Dataset records ::
——

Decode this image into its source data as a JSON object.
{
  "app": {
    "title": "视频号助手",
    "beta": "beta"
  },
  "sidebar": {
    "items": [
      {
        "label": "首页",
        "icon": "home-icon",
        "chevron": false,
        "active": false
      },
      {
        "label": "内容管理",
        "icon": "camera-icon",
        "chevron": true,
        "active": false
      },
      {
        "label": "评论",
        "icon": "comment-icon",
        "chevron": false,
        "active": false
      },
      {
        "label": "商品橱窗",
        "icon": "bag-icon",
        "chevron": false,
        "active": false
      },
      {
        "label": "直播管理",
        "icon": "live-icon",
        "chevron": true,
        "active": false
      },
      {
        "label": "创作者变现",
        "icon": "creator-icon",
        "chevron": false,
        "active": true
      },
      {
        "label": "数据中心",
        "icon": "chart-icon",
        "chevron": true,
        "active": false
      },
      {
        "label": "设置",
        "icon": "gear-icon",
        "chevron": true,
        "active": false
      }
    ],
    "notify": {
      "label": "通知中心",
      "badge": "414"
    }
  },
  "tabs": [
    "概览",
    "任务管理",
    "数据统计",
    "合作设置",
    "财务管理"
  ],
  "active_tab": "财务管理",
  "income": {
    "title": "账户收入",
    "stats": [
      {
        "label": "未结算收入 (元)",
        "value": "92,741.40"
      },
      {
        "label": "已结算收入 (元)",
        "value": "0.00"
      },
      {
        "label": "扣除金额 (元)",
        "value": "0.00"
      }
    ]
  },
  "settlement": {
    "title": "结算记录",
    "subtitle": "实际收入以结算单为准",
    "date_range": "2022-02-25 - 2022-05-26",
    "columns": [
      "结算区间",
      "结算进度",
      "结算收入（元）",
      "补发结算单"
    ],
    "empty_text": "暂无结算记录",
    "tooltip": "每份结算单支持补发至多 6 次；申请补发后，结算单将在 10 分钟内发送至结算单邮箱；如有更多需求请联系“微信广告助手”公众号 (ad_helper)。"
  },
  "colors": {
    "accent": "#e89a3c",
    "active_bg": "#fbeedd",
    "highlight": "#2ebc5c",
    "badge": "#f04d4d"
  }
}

——

Copy every record above exactly as it appears.

Decode this image into its source data as a JSON object.
{
  "app": {
    "title": "视频号助手",
    "beta": "beta"
  },
  "sidebar": {
    "items": [
      {
        "label": "首页",
        "icon": "home-icon",
        "chevron": false,
        "active": false
      },
      {
        "label": "内容管理",
        "icon": "camera-icon",
        "chevron": true,
        "active": false
      },
      {
        "label": "评论",
        "icon": "comment-icon",
        "chevron": false,
        "active": false
      },
      {
        "label": "商品橱窗",
        "icon": "bag-icon",
        "chevron": false,
        "active": false
      },
      {
        "label": "直播管理",
        "icon": "live-icon",
        "chevron": true,
        "active": false
      },
      {
        "label": "创作者变现",
        "icon": "creator-icon",
        "chevron": false,
        "active": true
      },
      {
        "label": "数据中心",
        "icon": "chart-icon",
        "chevron": true,
        "active": false
      },
      {
        "label": "设置",
        "icon": "gear-icon",
        "chevron": true,
        "active": false
      }
    ],
    "notify": {
      "label": "通知中心",
      "badge": "414"
    }
  },
  "tabs": [
    "概览",
    "任务管理",
    "数据统计",
    "合作设置",
    "财务管理"
  ],
  "active_tab": "财务管理",
  "income": {
    "title": "账户收入",
    "stats": [
      {
        "label": "未结算收入 (元)",
        "value": "92,741.40"
      },
      {
        "label": "已结算收入 (元)",
        "value": "0.00"
      },
      {
        "label": "扣除金额 (元)",
        "value": "0.00"
      }
    ]
  },
  "settlement": {
    "title": "结算记录",
    "subtitle": "实际收入以结算单为准",
    "date_range": "2022-02-25 - 2022-05-26",
    "columns": [
      "结算区间",
      "结算进度",
      "结算收入（元）",
      "补发结算单"
    ],
    "empty_text": "暂无结算记录",
    "tooltip": "每份结算单支持补发至多 6 次；申请补发后，结算单将在 10 分钟内发送至结算单邮箱；如有更多需求请联系“微信广告助手”公众号 (ad_helper)。"
  },
  "colors": {
    "accent": "#e89a3c",
    "active_bg": "#fbeedd",
    "highlight": "#2ebc5c",
    "badge": "#f04d4d"
  }
}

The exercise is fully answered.